Work to complete: Please retype the records below exactly, omitting any images.

Input:

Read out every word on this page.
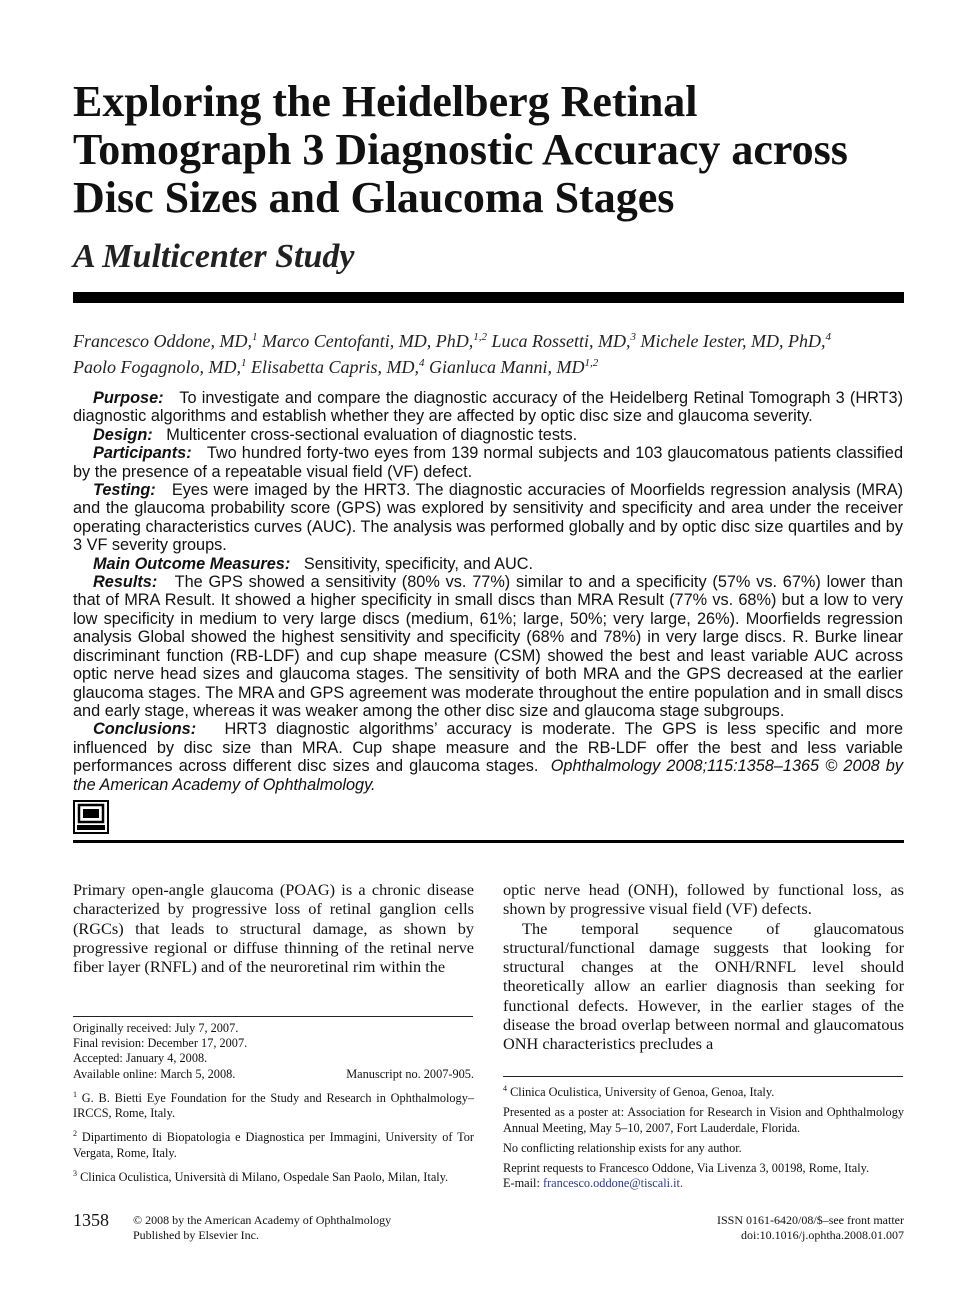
Exploring the Heidelberg Retinal Tomograph 3 Diagnostic Accuracy across Disc Sizes and Glaucoma Stages
A Multicenter Study
Francesco Oddone, MD,$^1$ Marco Centofanti, MD, PhD,$^{1,2}$ Luca Rossetti, MD,$^3$ Michele Iester, MD, PhD,$^4$
Paolo Fogagnolo, MD,$^1$ Elisabetta Capris, MD,$^4$ Gianluca Manni, MD$^{1,2}$

Purpose: To investigate and compare the diagnostic accuracy of the Heidelberg Retinal Tomograph 3 (HRT3) diagnostic algorithms and establish whether they are affected by optic disc size and glaucoma severity.

Design: Multicenter cross-sectional evaluation of diagnostic tests.

Participants: Two hundred forty-two eyes from 139 normal subjects and 103 glaucomatous patients classified by the presence of a repeatable visual field (VF) defect.

Testing: Eyes were imaged by the HRT3. The diagnostic accuracies of Moorfields regression analysis (MRA) and the glaucoma probability score (GPS) was explored by sensitivity and specificity and area under the receiver operating characteristics curves (AUC). The analysis was performed globally and by optic disc size quartiles and by 3 VF severity groups.

Main Outcome Measures: Sensitivity, specificity, and AUC.

Results: The GPS showed a sensitivity (80% vs. 77%) similar to and a specificity (57% vs. 67%) lower than that of MRA Result. It showed a higher specificity in small discs than MRA Result (77% vs. 68%) but a low to very low specificity in medium to very large discs (medium, 61%; large, 50%; very large, 26%). Moorfields regression analysis Global showed the highest sensitivity and specificity (68% and 78%) in very large discs. R. Burke linear discriminant function (RB-LDF) and cup shape measure (CSM) showed the best and least variable AUC across optic nerve head sizes and glaucoma stages. The sensitivity of both MRA and the GPS decreased at the earlier glaucoma stages. The MRA and GPS agreement was moderate throughout the entire population and in small discs and early stage, whereas it was weaker among the other disc size and glaucoma stage subgroups.

Conclusions: HRT3 diagnostic algorithms’ accuracy is moderate. The GPS is less specific and more influenced by disc size than MRA. Cup shape measure and the RB-LDF offer the best and less variable performances across different disc sizes and glaucoma stages. Ophthalmology 2008;115:1358–1365 © 2008 by the American Academy of Ophthalmology.

Primary open-angle glaucoma (POAG) is a chronic disease characterized by progressive loss of retinal ganglion cells (RGCs) that leads to structural damage, as shown by progressive regional or diffuse thinning of the retinal nerve fiber layer (RNFL) and of the neuroretinal rim within the

optic nerve head (ONH), followed by functional loss, as shown by progressive visual field (VF) defects.

The temporal sequence of glaucomatous structural/functional damage suggests that looking for structural changes at the ONH/RNFL level should theoretically allow an earlier diagnosis than seeking for functional defects. However, in the earlier stages of the disease the broad overlap between normal and glaucomatous ONH characteristics precludes a

Originally received: July 7, 2007.

Final revision: December 17, 2007.

Accepted: January 4, 2008.

Available online: March 5, 2008.	Manuscript no. 2007-905.

$^1$ G. B. Bietti Eye Foundation for the Study and Research in Ophthalmology–IRCCS, Rome, Italy.

$^2$ Dipartimento di Biopatologia e Diagnostica per Immagini, University of Tor Vergata, Rome, Italy.

$^3$ Clinica Oculistica, Università di Milano, Ospedale San Paolo, Milan, Italy.

$^4$ Clinica Oculistica, University of Genoa, Genoa, Italy.

Presented as a poster at: Association for Research in Vision and Ophthalmology Annual Meeting, May 5–10, 2007, Fort Lauderdale, Florida.

No conflicting relationship exists for any author.

Reprint requests to Francesco Oddone, Via Livenza 3, 00198, Rome, Italy.
E-mail: francesco.oddone@tiscali.it.

1358 © 2008 by the American Academy of Ophthalmology
Published by Elsevier Inc.
ISSN 0161-6420/08/$–see front matter
doi:10.1016/j.ophtha.2008.01.007
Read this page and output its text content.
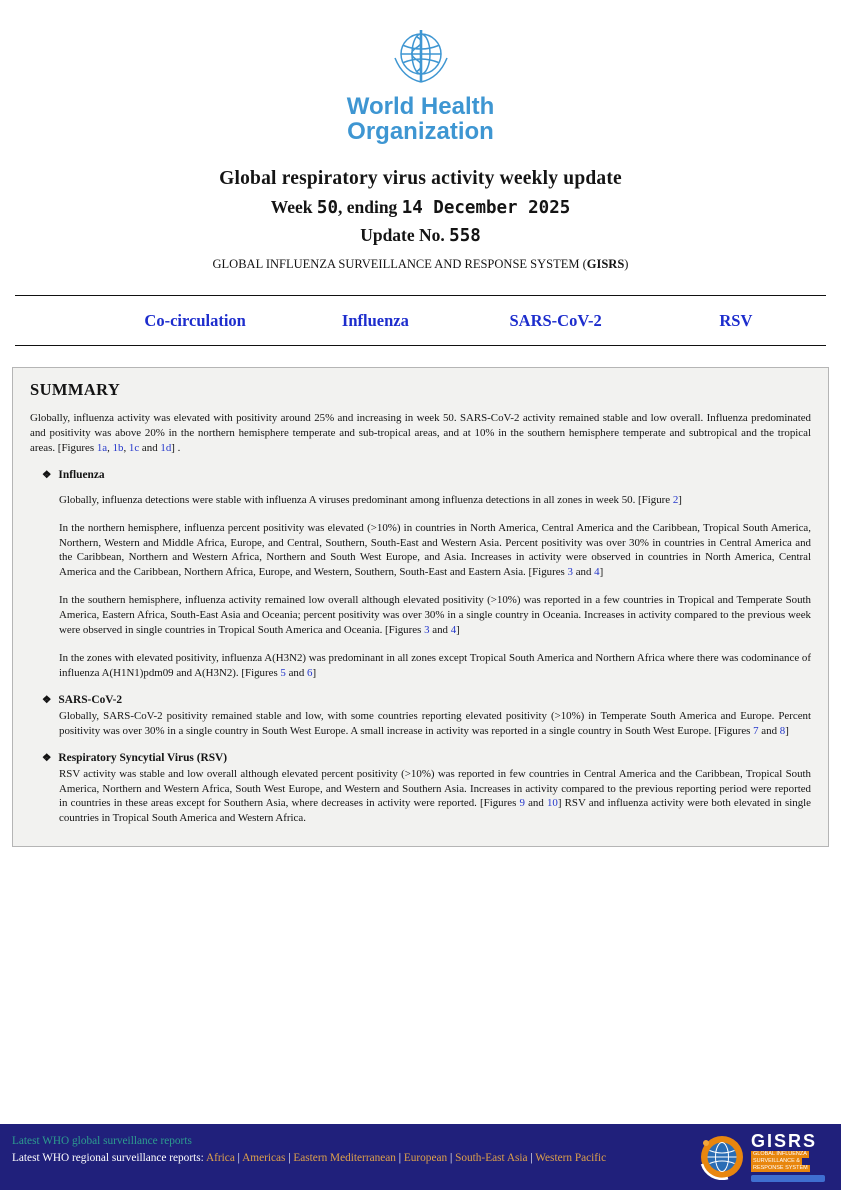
World Health
Organization
Global respiratory virus activity weekly update
Week 50, ending 14 December 2025
Update No. 558
GLOBAL INFLUENZA SURVEILLANCE AND RESPONSE SYSTEM (GISRS)
Co-circulation	Influenza	SARS-CoV-2	RSV
SUMMARY

Globally, influenza activity was elevated with positivity around 25% and increasing in week 50. SARS-CoV-2 activity remained stable and low overall. Influenza predominated and positivity was above 20% in the northern hemisphere temperate and sub-tropical areas, and at 10% in the southern hemisphere temperate and subtropical and the tropical areas. [Figures 1a, 1b, 1c and 1d] .

❖ Influenza

Globally, influenza detections were stable with influenza A viruses predominant among influenza detections in all zones in week 50. [Figure 2]

In the northern hemisphere, influenza percent positivity was elevated (>10%) in countries in North America, Central America and the Caribbean, Tropical South America, Northern, Western and Middle Africa, Europe, and Central, Southern, South-East and Western Asia. Percent positivity was over 30% in countries in Central America and the Caribbean, Northern and Western Africa, Northern and South West Europe, and Asia. Increases in activity were observed in countries in North America, Central America and the Caribbean, Northern Africa, Europe, and Western, Southern, South-East and Eastern Asia. [Figures 3 and 4]

In the southern hemisphere, influenza activity remained low overall although elevated positivity (>10%) was reported in a few countries in Tropical and Temperate South America, Eastern Africa, South-East Asia and Oceania; percent positivity was over 30% in a single country in Oceania. Increases in activity compared to the previous week were observed in single countries in Tropical South America and Oceania. [Figures 3 and 4]

In the zones with elevated positivity, influenza A(H3N2) was predominant in all zones except Tropical South America and Northern Africa where there was codominance of influenza A(H1N1)pdm09 and A(H3N2). [Figures 5 and 6]

❖ SARS-CoV-2

Globally, SARS-CoV-2 positivity remained stable and low, with some countries reporting elevated positivity (>10%) in Temperate South America and Europe. Percent positivity was over 30% in a single country in South West Europe. A small increase in activity was reported in a single country in South West Europe. [Figures 7 and 8]

❖ Respiratory Syncytial Virus (RSV)

RSV activity was stable and low overall although elevated percent positivity (>10%) was reported in few countries in Central America and the Caribbean, Tropical South America, Northern and Western Africa, South West Europe, and Western and Southern Asia. Increases in activity compared to the previous reporting period were reported in countries in these areas except for Southern Asia, where decreases in activity were reported. [Figures 9 and 10] RSV and influenza activity were both elevated in single countries in Tropical South America and Western Africa.

Latest WHO global surveillance reports
Latest WHO regional surveillance reports: Africa | Americas | Eastern Mediterranean | European | South-East Asia | Western Pacific
GISRS
GLOBAL INFLUENZA
SURVEILLANCE &
RESPONSE SYSTEM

Solution to this task:
Read out every word on this page.
Exploring the Heidelberg Retinal Tomograph 3 Diagnostic Accuracy across Disc Sizes and Glaucoma Stages
A Multicenter Study
Francesco Oddone, MD,$^1$ Marco Centofanti, MD, PhD,$^{1,2}$ Luca Rossetti, MD,$^3$ Michele Iester, MD, PhD,$^4$
Paolo Fogagnolo, MD,$^1$ Elisabetta Capris, MD,$^4$ Gianluca Manni, MD$^{1,2}$

Purpose: To investigate and compare the diagnostic accuracy of the Heidelberg Retinal Tomograph 3 (HRT3) diagnostic algorithms and establish whether they are affected by optic disc size and glaucoma severity.

Design: Multicenter cross-sectional evaluation of diagnostic tests.

Participants: Two hundred forty-two eyes from 139 normal subjects and 103 glaucomatous patients classified by the presence of a repeatable visual field (VF) defect.

Testing: Eyes were imaged by the HRT3. The diagnostic accuracies of Moorfields regression analysis (MRA) and the glaucoma probability score (GPS) was explored by sensitivity and specificity and area under the receiver operating characteristics curves (AUC). The analysis was performed globally and by optic disc size quartiles and by 3 VF severity groups.

Main Outcome Measures: Sensitivity, specificity, and AUC.

Results: The GPS showed a sensitivity (80% vs. 77%) similar to and a specificity (57% vs. 67%) lower than that of MRA Result. It showed a higher specificity in small discs than MRA Result (77% vs. 68%) but a low to very low specificity in medium to very large discs (medium, 61%; large, 50%; very large, 26%). Moorfields regression analysis Global showed the highest sensitivity and specificity (68% and 78%) in very large discs. R. Burke linear discriminant function (RB-LDF) and cup shape measure (CSM) showed the best and least variable AUC across optic nerve head sizes and glaucoma stages. The sensitivity of both MRA and the GPS decreased at the earlier glaucoma stages. The MRA and GPS agreement was moderate throughout the entire population and in small discs and early stage, whereas it was weaker among the other disc size and glaucoma stage subgroups.

Conclusions: HRT3 diagnostic algorithms’ accuracy is moderate. The GPS is less specific and more influenced by disc size than MRA. Cup shape measure and the RB-LDF offer the best and less variable performances across different disc sizes and glaucoma stages. Ophthalmology 2008;115:1358–1365 © 2008 by the American Academy of Ophthalmology.

Primary open-angle glaucoma (POAG) is a chronic disease characterized by progressive loss of retinal ganglion cells (RGCs) that leads to structural damage, as shown by progressive regional or diffuse thinning of the retinal nerve fiber layer (RNFL) and of the neuroretinal rim within the

optic nerve head (ONH), followed by functional loss, as shown by progressive visual field (VF) defects.

The temporal sequence of glaucomatous structural/functional damage suggests that looking for structural changes at the ONH/RNFL level should theoretically allow an earlier diagnosis than seeking for functional defects. However, in the earlier stages of the disease the broad overlap between normal and glaucomatous ONH characteristics precludes a

Originally received: July 7, 2007.

Final revision: December 17, 2007.

Accepted: January 4, 2008.

Available online: March 5, 2008.	Manuscript no. 2007-905.

$^1$ G. B. Bietti Eye Foundation for the Study and Research in Ophthalmology–IRCCS, Rome, Italy.

$^2$ Dipartimento di Biopatologia e Diagnostica per Immagini, University of Tor Vergata, Rome, Italy.

$^3$ Clinica Oculistica, Università di Milano, Ospedale San Paolo, Milan, Italy.

$^4$ Clinica Oculistica, University of Genoa, Genoa, Italy.

Presented as a poster at: Association for Research in Vision and Ophthalmology Annual Meeting, May 5–10, 2007, Fort Lauderdale, Florida.

No conflicting relationship exists for any author.

Reprint requests to Francesco Oddone, Via Livenza 3, 00198, Rome, Italy.
E-mail: francesco.oddone@tiscali.it.

1358 © 2008 by the American Academy of Ophthalmology
Published by Elsevier Inc.
ISSN 0161-6420/08/$–see front matter
doi:10.1016/j.ophtha.2008.01.007
Read this page and output its text content.
World Health
Organization
Global respiratory virus activity weekly update
Week 50, ending 14 December 2025
Update No. 558
GLOBAL INFLUENZA SURVEILLANCE AND RESPONSE SYSTEM (GISRS)
Co-circulation	Influenza	SARS-CoV-2	RSV
SUMMARY

Globally, influenza activity was elevated with positivity around 25% and increasing in week 50. SARS-CoV-2 activity remained stable and low overall. Influenza predominated and positivity was above 20% in the northern hemisphere temperate and sub-tropical areas, and at 10% in the southern hemisphere temperate and subtropical and the tropical areas. [Figures 1a, 1b, 1c and 1d] .

❖ Influenza

Globally, influenza detections were stable with influenza A viruses predominant among influenza detections in all zones in week 50. [Figure 2]

In the northern hemisphere, influenza percent positivity was elevated (>10%) in countries in North America, Central America and the Caribbean, Tropical South America, Northern, Western and Middle Africa, Europe, and Central, Southern, South-East and Western Asia. Percent positivity was over 30% in countries in Central America and the Caribbean, Northern and Western Africa, Northern and South West Europe, and Asia. Increases in activity were observed in countries in North America, Central America and the Caribbean, Northern Africa, Europe, and Western, Southern, South-East and Eastern Asia. [Figures 3 and 4]

In the southern hemisphere, influenza activity remained low overall although elevated positivity (>10%) was reported in a few countries in Tropical and Temperate South America, Eastern Africa, South-East Asia and Oceania; percent positivity was over 30% in a single country in Oceania. Increases in activity compared to the previous week were observed in single countries in Tropical South America and Oceania. [Figures 3 and 4]

In the zones with elevated positivity, influenza A(H3N2) was predominant in all zones except Tropical South America and Northern Africa where there was codominance of influenza A(H1N1)pdm09 and A(H3N2). [Figures 5 and 6]

❖ SARS-CoV-2

Globally, SARS-CoV-2 positivity remained stable and low, with some countries reporting elevated positivity (>10%) in Temperate South America and Europe. Percent positivity was over 30% in a single country in South West Europe. A small increase in activity was reported in a single country in South West Europe. [Figures 7 and 8]

❖ Respiratory Syncytial Virus (RSV)

RSV activity was stable and low overall although elevated percent positivity (>10%) was reported in few countries in Central America and the Caribbean, Tropical South America, Northern and Western Africa, South West Europe, and Western and Southern Asia. Increases in activity compared to the previous reporting period were reported in countries in these areas except for Southern Asia, where decreases in activity were reported. [Figures 9 and 10] RSV and influenza activity were both elevated in single countries in Tropical South America and Western Africa.

Latest WHO global surveillance reports
Latest WHO regional surveillance reports: Africa | Americas | Eastern Mediterranean | European | South-East Asia | Western Pacific
GISRS
GLOBAL INFLUENZA
SURVEILLANCE &
RESPONSE SYSTEM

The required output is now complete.